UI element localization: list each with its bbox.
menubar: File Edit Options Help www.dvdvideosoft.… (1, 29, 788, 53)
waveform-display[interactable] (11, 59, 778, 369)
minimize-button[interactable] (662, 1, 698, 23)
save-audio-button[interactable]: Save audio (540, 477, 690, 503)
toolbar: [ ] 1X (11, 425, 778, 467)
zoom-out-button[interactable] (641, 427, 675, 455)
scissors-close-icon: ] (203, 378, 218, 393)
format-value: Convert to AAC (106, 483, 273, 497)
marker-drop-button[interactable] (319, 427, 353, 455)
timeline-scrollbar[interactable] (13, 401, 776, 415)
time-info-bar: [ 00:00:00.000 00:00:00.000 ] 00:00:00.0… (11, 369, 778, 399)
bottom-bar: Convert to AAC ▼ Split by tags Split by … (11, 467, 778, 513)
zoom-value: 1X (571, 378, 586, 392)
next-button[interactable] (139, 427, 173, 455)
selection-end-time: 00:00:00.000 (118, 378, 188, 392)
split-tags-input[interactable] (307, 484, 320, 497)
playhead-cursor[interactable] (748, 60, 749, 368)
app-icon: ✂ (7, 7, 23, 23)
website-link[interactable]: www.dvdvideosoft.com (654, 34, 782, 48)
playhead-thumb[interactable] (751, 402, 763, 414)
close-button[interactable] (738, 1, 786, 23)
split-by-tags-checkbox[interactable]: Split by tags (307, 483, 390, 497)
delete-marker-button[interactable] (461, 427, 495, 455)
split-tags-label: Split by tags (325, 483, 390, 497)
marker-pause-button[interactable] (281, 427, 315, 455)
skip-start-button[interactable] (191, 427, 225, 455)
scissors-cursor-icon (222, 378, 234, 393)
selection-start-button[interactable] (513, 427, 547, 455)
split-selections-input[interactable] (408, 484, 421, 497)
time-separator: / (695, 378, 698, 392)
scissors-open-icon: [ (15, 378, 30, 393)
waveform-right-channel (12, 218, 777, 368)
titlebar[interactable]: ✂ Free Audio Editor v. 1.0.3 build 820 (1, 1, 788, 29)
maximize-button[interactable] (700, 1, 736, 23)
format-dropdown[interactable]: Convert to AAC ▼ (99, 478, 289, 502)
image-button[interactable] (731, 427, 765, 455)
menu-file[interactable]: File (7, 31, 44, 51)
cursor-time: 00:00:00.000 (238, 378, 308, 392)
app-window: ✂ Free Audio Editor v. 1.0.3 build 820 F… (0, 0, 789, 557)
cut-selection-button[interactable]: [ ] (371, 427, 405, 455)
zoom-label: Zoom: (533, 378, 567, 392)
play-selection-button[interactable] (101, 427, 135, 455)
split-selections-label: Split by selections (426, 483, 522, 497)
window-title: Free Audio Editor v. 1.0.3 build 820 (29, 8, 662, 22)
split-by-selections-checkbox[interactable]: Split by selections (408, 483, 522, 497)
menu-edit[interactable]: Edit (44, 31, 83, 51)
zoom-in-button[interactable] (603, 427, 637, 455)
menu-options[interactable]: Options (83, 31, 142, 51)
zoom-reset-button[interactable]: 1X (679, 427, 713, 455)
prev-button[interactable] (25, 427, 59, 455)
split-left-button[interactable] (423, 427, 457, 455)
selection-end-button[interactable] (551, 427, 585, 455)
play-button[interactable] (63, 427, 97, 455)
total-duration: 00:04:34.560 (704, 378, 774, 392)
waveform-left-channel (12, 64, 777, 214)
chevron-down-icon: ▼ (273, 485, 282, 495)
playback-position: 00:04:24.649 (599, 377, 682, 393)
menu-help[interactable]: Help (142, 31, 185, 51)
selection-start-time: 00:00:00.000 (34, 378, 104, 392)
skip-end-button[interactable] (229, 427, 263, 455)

┄┄┄┄┄┄

Written task:
Please retype the material from its first line through the line holding "format-value: Convert to", inclusive, with each line unchanged.

Task output:
UI element localization: list each with its bbox.
menubar: File Edit Options Help www.dvdvideosoft.… (1, 29, 788, 53)
waveform-display[interactable] (11, 59, 778, 369)
minimize-button[interactable] (662, 1, 698, 23)
save-audio-button[interactable]: Save audio (540, 477, 690, 503)
toolbar: [ ] 1X (11, 425, 778, 467)
zoom-out-button[interactable] (641, 427, 675, 455)
scissors-close-icon: ] (203, 378, 218, 393)
format-value: Convert to AAC (106, 483, 273, 497)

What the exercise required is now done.